Selected extract:
--------------------------------------------------

A film scene in Claymation: Several grinning chickens stand around a central couple holding a baby chick.
The “Chicken Run” flock in the sequel: from left, Bunty (Imelda Staunton), Mac (Lynn Ferguson), Rocky (Zachary Levi), Molly (Bella Ramsey), Ginger (Thandiwe Newton), Fowler (David Bradley), and Babs (Jane Horrocks).Credit...Aardman/Netflix

When “Chicken Run” was released in theaters in June 2000, audiences and critics alike were charmed by the Claymation chickens Ginger and Rocky and the story of their escape from a sinister farm.

The movie, which was the first feature from Aardman Animations (home of Wallace and Gromit and Shaun the Sheep), grossed more than $220 million and became the highest-grossing stop-motion animated film — a record it still holds.

Now the sequel “Chicken Run: Dawn of the Nugget” is finally arriving on Netflix. The director Sam Fell; Aardman’s creative director, Peter Lord; and the production designer Darren Dubicki explained what caused 23 years of delays.

--------------------------------------------------

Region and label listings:
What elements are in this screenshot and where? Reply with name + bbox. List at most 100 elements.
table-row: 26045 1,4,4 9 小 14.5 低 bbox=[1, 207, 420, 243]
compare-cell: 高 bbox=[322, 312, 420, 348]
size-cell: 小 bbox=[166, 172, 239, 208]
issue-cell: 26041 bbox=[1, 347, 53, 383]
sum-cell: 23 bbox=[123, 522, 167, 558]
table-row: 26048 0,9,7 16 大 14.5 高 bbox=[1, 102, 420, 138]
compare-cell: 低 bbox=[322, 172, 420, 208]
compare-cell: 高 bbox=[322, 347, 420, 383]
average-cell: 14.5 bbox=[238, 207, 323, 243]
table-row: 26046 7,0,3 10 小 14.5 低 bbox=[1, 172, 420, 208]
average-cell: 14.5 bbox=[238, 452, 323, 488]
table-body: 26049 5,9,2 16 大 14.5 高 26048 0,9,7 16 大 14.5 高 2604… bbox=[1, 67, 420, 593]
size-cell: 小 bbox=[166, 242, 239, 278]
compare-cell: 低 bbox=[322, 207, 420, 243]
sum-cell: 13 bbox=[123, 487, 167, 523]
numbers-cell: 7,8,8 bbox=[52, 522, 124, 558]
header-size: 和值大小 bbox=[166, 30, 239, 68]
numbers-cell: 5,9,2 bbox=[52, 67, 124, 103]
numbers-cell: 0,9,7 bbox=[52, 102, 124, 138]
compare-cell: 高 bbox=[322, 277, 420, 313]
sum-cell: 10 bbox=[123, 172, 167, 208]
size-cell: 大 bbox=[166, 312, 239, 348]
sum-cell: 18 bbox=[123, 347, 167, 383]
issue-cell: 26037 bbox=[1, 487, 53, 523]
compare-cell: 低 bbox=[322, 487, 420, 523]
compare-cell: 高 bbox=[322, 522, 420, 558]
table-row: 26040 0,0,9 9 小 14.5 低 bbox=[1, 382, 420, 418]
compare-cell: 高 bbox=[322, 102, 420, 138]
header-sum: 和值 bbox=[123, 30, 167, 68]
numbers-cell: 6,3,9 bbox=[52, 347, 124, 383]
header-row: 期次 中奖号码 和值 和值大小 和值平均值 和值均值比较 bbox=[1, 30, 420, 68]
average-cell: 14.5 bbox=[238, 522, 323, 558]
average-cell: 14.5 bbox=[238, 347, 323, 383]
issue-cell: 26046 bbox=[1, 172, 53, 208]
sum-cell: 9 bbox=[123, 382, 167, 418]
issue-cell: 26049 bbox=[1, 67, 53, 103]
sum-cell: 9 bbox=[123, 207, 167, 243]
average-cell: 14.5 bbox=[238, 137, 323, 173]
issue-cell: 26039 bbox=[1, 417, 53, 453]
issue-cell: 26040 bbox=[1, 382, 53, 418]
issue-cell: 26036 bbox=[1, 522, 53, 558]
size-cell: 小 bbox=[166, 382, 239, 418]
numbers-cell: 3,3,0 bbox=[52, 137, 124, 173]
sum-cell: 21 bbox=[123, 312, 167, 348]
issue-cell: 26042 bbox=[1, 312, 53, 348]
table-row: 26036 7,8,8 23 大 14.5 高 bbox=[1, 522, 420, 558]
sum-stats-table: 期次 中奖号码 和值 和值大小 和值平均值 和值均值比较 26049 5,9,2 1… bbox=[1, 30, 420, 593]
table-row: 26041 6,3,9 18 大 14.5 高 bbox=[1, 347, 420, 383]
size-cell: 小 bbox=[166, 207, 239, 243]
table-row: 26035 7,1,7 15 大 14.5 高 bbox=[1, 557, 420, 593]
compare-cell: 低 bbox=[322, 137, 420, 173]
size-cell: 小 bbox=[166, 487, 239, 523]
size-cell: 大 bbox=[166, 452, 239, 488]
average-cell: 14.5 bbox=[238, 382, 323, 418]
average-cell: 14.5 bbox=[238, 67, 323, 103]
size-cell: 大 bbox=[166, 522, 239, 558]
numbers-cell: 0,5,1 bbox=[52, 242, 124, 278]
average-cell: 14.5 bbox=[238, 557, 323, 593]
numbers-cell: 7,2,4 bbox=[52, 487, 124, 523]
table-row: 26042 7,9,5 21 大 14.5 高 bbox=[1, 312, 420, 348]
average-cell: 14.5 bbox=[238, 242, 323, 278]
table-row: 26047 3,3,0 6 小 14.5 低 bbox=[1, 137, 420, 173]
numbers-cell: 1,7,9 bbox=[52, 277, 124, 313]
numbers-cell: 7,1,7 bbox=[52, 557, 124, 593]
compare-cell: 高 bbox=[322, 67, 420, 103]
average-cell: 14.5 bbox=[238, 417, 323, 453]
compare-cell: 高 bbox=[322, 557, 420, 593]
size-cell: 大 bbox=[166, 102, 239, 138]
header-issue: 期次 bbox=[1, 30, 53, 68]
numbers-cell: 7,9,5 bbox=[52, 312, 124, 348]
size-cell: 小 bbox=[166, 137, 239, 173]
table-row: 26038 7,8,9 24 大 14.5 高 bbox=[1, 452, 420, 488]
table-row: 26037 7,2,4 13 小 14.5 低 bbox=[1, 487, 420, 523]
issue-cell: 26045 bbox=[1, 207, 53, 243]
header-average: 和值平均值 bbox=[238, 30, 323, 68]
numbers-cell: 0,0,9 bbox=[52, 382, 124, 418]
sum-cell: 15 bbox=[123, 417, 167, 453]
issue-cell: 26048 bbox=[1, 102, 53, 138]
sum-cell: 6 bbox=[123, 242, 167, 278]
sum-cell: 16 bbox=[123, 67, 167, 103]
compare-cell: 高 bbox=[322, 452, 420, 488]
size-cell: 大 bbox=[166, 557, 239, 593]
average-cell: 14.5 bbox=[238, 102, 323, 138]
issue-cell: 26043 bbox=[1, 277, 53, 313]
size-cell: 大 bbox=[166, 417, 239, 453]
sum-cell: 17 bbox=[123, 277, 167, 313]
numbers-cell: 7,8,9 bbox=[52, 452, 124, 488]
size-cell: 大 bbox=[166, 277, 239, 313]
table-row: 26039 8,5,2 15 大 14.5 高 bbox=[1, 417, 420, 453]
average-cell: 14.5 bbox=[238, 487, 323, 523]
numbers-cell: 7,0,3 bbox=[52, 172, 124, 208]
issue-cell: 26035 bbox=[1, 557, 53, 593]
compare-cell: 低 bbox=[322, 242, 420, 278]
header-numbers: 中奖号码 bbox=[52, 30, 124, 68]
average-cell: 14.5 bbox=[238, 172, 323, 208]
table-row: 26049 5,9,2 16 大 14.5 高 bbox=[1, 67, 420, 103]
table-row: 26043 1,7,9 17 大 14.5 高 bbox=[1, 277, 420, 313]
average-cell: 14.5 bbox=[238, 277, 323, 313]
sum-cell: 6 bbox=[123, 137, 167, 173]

--------------------------------------------------

Exercise set:
A - According to the Chicken Run article, which record does the original film still hold?
B - Carry on the Chicken Run article from its final sentence.

Solved problems:
A - It is the highest-grossing stop-motion animated film.

B -
Despite the instant success of the first film, Aardman, its partner on the production, DreamWorks, and the creators were in no rush to make a second one.

Sequels weren’t as much of an expectation then as they are today, and the arduous process of Claymation had left the team relatively exhausted and ready for a break.

“It’s like you’ve just run a marathon and someone says, ‘Hey, how about running another marathon?’ You think, ‘Well, not just now,’” Lord said. “So right back in 2000s, we were perhaps not ready. But after that, we had no objection to making a sequel at all.”